═════ Record set ═════

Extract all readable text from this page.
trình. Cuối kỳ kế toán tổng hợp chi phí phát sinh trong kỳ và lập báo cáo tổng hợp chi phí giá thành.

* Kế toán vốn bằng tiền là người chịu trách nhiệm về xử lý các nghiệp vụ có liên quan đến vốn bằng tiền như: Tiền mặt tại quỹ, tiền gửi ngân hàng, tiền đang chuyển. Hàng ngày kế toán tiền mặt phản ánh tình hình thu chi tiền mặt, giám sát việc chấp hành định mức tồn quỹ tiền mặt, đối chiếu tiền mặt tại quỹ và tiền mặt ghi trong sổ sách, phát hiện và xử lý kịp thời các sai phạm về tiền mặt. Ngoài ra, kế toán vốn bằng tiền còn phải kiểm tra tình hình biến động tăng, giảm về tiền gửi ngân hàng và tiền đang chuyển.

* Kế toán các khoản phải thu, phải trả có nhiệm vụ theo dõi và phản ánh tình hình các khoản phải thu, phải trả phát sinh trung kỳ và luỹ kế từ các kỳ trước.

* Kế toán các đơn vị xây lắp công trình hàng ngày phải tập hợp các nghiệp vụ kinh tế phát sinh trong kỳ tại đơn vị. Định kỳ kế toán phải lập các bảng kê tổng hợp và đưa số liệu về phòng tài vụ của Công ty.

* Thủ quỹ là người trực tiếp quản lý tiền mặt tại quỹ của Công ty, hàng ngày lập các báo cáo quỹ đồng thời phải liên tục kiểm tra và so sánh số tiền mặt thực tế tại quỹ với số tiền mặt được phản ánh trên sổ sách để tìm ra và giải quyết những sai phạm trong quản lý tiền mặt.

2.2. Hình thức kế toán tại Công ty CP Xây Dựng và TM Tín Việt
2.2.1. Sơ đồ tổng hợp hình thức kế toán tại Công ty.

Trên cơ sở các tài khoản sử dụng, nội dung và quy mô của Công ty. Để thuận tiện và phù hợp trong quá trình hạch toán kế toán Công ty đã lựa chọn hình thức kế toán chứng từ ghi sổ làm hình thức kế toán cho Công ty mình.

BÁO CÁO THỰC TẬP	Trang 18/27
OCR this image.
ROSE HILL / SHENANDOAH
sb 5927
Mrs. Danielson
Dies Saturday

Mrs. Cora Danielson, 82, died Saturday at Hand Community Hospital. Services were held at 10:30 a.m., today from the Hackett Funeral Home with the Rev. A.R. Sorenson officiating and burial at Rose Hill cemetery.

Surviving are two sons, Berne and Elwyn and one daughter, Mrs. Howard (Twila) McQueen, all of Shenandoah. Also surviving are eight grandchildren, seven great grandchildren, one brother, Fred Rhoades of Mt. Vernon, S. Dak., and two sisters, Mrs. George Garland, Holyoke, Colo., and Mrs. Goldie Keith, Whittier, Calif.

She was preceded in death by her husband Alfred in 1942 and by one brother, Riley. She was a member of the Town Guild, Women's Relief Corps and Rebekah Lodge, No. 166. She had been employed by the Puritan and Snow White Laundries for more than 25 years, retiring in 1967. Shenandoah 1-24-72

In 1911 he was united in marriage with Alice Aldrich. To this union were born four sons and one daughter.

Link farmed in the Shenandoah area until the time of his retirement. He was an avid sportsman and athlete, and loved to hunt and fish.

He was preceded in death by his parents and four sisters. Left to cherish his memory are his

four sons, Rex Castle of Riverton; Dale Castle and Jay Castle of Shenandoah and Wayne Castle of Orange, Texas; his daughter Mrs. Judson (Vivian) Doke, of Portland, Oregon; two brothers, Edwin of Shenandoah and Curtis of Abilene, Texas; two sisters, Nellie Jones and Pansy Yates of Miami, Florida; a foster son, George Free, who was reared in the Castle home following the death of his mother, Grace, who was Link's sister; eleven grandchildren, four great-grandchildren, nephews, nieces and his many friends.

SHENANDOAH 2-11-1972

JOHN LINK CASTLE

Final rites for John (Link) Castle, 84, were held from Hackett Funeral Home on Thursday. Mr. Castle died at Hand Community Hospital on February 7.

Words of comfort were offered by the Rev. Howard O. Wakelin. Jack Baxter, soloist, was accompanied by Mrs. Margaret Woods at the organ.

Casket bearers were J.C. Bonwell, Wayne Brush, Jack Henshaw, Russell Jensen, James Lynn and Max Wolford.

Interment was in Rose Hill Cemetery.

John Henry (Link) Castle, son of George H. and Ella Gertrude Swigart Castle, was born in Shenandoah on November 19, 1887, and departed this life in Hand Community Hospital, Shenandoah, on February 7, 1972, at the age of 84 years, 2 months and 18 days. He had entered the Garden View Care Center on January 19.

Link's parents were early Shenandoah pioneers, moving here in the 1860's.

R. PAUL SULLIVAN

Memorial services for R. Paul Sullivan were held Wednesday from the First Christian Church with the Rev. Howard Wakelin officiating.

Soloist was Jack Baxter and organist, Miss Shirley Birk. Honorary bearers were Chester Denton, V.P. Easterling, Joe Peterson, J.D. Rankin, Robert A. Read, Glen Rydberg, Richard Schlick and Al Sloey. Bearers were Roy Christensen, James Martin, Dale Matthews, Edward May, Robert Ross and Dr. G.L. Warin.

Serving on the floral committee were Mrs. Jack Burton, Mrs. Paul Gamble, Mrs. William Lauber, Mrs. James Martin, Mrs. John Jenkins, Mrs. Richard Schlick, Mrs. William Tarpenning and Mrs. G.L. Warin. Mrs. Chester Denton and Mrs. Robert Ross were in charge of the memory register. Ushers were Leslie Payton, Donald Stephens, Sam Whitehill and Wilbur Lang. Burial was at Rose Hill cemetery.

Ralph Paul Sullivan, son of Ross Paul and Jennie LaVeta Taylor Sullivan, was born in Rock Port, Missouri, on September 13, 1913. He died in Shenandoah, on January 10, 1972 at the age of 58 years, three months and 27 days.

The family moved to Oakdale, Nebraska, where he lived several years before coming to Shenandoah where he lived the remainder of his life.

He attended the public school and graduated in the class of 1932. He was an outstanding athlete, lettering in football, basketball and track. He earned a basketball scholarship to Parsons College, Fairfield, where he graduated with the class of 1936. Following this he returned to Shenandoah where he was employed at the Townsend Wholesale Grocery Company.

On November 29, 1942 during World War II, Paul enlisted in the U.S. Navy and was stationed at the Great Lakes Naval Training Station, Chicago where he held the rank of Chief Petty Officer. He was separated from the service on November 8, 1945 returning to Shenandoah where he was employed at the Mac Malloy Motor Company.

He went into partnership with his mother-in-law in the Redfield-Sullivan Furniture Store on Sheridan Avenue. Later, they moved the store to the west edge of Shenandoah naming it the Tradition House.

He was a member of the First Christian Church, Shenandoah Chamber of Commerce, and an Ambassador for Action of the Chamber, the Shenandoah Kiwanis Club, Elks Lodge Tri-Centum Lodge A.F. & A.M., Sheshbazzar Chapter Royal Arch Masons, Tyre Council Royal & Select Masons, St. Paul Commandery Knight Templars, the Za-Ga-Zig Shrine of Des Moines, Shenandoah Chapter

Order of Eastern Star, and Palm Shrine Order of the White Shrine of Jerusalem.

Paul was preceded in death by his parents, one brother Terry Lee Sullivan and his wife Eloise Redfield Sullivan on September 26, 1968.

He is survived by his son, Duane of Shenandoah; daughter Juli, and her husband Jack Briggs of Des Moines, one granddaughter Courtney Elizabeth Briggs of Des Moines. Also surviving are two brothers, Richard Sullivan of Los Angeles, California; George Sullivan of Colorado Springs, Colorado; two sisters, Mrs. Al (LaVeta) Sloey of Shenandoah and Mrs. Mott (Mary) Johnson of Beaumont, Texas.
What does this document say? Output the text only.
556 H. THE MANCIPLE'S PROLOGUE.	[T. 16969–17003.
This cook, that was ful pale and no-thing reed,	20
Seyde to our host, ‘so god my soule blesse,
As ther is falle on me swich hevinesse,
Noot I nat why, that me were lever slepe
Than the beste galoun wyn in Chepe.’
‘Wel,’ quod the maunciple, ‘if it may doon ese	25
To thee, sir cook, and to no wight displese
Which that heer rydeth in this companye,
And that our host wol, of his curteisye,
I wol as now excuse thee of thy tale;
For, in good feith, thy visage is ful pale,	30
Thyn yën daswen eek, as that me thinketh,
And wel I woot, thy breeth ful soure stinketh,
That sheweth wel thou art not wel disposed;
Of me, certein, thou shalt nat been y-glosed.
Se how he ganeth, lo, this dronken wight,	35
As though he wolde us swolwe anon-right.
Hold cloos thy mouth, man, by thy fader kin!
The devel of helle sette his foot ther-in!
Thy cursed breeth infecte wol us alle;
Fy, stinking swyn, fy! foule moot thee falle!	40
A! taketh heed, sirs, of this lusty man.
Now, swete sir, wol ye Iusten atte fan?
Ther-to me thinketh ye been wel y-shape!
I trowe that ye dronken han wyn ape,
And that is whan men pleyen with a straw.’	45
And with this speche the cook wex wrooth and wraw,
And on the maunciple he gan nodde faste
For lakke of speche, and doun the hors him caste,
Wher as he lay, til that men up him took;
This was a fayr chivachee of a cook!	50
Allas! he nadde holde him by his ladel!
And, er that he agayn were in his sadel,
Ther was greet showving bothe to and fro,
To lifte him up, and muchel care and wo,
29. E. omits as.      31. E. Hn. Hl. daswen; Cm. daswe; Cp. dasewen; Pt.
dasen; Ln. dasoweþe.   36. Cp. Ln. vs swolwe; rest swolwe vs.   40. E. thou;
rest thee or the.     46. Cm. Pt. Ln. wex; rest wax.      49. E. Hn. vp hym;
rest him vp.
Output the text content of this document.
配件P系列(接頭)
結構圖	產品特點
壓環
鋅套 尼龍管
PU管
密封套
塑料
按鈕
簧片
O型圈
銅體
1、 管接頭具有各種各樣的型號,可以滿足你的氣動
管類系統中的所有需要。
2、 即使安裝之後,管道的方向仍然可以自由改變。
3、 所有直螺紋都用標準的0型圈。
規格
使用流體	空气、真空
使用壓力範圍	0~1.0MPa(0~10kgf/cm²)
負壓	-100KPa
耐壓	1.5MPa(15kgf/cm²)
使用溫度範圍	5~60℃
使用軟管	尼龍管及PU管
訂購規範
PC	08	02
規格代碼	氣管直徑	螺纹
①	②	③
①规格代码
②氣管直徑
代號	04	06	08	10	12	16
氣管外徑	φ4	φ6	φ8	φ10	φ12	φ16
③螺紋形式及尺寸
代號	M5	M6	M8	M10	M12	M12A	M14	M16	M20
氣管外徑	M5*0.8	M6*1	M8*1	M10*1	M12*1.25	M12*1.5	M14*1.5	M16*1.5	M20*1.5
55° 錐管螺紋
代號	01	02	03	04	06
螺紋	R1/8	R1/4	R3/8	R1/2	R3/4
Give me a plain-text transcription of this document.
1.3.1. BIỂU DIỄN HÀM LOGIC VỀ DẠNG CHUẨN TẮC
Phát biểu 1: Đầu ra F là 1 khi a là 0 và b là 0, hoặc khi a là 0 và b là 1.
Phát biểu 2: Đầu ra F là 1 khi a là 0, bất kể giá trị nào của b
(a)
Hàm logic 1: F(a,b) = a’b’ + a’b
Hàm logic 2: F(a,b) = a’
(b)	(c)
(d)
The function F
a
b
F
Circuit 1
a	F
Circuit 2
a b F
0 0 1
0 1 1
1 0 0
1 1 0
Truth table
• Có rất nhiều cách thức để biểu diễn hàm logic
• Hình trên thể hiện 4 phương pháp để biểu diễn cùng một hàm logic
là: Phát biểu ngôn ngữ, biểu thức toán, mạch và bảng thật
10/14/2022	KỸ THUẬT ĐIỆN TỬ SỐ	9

═════

» Written instruction:
Of all the lines above, how many contain the word "maunciple"? Give the number and nothing else.

» Solution for this task:
2